## TASK
Below is a listing; reproduce each line of it exactly.

## SOURCE MATERIAL
......

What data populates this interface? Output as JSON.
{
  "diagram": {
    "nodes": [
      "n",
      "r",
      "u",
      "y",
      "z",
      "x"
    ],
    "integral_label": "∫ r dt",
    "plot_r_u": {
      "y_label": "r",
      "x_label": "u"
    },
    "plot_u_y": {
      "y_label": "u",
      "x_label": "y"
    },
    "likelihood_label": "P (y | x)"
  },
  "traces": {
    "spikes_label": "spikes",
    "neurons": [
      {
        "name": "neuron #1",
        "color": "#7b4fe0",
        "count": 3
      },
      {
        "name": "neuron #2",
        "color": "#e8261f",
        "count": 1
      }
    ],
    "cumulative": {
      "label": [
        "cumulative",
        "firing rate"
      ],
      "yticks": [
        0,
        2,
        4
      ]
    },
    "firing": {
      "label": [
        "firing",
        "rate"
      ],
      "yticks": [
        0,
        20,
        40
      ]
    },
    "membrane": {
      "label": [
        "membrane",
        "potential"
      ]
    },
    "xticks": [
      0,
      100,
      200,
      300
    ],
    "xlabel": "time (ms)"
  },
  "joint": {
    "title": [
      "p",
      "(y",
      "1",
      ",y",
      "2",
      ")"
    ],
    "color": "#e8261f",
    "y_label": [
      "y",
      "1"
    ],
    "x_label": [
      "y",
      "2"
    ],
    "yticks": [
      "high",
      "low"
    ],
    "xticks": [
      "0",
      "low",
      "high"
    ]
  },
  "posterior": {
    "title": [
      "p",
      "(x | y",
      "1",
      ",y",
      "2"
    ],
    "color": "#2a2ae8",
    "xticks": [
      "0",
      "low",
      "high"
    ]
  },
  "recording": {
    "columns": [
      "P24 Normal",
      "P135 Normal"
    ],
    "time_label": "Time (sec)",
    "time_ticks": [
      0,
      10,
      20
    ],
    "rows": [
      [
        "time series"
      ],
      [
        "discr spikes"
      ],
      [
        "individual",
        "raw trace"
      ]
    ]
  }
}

......

## SOLUTION TO THE EXERCISE
What data populates this interface? Output as JSON.
{
  "diagram": {
    "nodes": [
      "n",
      "r",
      "u",
      "y",
      "z",
      "x"
    ],
    "integral_label": "∫ r dt",
    "plot_r_u": {
      "y_label": "r",
      "x_label": "u"
    },
    "plot_u_y": {
      "y_label": "u",
      "x_label": "y"
    },
    "likelihood_label": "P (y | x)"
  },
  "traces": {
    "spikes_label": "spikes",
    "neurons": [
      {
        "name": "neuron #1",
        "color": "#7b4fe0",
        "count": 3
      },
      {
        "name": "neuron #2",
        "color": "#e8261f",
        "count": 1
      }
    ],
    "cumulative": {
      "label": [
        "cumulative",
        "firing rate"
      ],
      "yticks": [
        0,
        2,
        4
      ]
    },
    "firing": {
      "label": [
        "firing",
        "rate"
      ],
      "yticks": [
        0,
        20,
        40
      ]
    },
    "membrane": {
      "label": [
        "membrane",
        "potential"
      ]
    },
    "xticks": [
      0,
      100,
      200,
      300
    ],
    "xlabel": "time (ms)"
  },
  "joint": {
    "title": [
      "p",
      "(y",
      "1",
      ",y",
      "2",
      ")"
    ],
    "color": "#e8261f",
    "y_label": [
      "y",
      "1"
    ],
    "x_label": [
      "y",
      "2"
    ],
    "yticks": [
      "high",
      "low"
    ],
    "xticks": [
      "0",
      "low",
      "high"
    ]
  },
  "posterior": {
    "title": [
      "p",
      "(x | y",
      "1",
      ",y",
      "2"
    ],
    "color": "#2a2ae8",
    "xticks": [
      "0",
      "low",
      "high"
    ]
  },
  "recording": {
    "columns": [
      "P24 Normal",
      "P135 Normal"
    ],
    "time_label": "Time (sec)",
    "time_ticks": [
      0,
      10,
      20
    ],
    "rows": [
      [
        "time series"
      ],
      [
        "discr spikes"
      ],
      [
        "individual",
        "raw trace"
      ]
    ]
  }
}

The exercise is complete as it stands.